— start of Records —

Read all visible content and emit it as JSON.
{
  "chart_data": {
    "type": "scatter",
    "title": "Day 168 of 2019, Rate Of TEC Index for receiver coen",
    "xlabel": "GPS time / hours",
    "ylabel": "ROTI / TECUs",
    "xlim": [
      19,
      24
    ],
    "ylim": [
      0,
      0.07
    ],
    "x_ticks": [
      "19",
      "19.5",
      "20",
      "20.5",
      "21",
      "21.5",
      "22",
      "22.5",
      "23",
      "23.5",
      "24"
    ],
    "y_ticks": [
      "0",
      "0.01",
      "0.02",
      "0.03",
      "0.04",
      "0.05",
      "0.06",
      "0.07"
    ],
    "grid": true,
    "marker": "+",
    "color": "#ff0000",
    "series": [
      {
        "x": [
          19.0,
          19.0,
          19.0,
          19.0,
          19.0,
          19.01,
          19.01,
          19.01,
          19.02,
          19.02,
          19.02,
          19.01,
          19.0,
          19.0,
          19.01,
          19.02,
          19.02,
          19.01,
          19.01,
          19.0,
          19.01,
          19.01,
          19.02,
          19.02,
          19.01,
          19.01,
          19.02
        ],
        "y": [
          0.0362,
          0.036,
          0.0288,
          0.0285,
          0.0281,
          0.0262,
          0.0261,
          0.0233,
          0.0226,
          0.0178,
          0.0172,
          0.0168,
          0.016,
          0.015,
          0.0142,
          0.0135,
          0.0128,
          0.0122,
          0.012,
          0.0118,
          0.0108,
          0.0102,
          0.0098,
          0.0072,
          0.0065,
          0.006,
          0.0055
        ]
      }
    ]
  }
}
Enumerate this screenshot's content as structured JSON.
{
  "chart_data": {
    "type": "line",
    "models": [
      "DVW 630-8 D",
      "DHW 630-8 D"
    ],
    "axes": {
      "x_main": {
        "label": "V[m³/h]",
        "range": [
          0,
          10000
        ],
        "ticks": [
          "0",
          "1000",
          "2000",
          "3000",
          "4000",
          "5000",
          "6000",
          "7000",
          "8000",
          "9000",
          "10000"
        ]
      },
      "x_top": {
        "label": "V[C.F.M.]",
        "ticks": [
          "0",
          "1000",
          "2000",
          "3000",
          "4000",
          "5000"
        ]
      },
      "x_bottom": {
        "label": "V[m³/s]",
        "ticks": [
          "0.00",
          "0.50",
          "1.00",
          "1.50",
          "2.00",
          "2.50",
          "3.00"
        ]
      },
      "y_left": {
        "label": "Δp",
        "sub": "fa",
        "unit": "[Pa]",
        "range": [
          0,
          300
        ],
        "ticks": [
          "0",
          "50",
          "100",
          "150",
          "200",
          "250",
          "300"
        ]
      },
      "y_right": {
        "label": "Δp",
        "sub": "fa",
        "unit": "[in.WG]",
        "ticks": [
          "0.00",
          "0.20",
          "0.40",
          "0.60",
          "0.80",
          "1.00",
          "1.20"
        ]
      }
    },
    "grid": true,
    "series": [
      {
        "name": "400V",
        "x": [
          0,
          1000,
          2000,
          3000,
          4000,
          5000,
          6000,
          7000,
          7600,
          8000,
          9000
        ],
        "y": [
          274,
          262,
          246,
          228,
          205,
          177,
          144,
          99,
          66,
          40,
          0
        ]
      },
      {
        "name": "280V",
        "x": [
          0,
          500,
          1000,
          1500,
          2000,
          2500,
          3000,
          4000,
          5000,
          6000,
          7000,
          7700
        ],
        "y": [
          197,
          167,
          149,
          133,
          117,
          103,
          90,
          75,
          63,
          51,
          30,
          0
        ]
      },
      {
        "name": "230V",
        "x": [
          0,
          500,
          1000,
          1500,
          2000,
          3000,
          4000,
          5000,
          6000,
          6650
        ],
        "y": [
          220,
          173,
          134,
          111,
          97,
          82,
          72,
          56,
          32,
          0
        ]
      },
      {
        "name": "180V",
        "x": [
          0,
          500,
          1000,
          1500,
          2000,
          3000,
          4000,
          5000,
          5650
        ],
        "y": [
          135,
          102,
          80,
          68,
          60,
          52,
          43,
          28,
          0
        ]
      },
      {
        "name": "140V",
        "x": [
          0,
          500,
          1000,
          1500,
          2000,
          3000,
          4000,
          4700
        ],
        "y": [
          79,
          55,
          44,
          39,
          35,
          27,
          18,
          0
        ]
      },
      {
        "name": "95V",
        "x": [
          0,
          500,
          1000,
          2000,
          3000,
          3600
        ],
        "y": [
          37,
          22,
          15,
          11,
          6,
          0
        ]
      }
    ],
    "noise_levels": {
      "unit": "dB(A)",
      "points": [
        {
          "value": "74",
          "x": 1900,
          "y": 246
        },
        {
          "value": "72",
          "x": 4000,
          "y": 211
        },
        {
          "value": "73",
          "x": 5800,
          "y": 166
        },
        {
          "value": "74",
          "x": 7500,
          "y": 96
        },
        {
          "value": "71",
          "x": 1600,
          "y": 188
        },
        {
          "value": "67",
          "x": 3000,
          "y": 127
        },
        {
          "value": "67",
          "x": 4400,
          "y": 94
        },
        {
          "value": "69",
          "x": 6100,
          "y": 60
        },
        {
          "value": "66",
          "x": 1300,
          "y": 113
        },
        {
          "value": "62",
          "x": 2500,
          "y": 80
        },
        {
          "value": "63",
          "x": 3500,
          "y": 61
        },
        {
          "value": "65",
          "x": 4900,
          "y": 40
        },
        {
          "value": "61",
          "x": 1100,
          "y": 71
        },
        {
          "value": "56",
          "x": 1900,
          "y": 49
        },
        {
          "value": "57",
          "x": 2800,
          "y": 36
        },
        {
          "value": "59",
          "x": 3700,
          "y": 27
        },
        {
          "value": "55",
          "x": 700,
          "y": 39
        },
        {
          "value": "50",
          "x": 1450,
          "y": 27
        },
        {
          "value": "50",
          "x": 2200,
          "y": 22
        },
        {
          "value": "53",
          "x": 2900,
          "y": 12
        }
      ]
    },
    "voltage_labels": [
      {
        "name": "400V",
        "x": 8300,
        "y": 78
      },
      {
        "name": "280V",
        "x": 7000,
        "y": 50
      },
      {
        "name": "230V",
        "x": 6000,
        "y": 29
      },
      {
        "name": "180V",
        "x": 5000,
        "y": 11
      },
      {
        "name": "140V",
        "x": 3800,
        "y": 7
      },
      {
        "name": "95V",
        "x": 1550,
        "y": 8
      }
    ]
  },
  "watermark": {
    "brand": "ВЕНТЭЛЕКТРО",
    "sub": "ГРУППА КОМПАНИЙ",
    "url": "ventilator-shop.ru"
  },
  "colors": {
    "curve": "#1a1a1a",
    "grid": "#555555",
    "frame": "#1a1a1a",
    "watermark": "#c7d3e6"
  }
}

— end of Records —

Copy out every line of the listing that contains the string "content".

Read all visible content and emit it as JSON.
Enumerate this screenshot's content as structured JSON.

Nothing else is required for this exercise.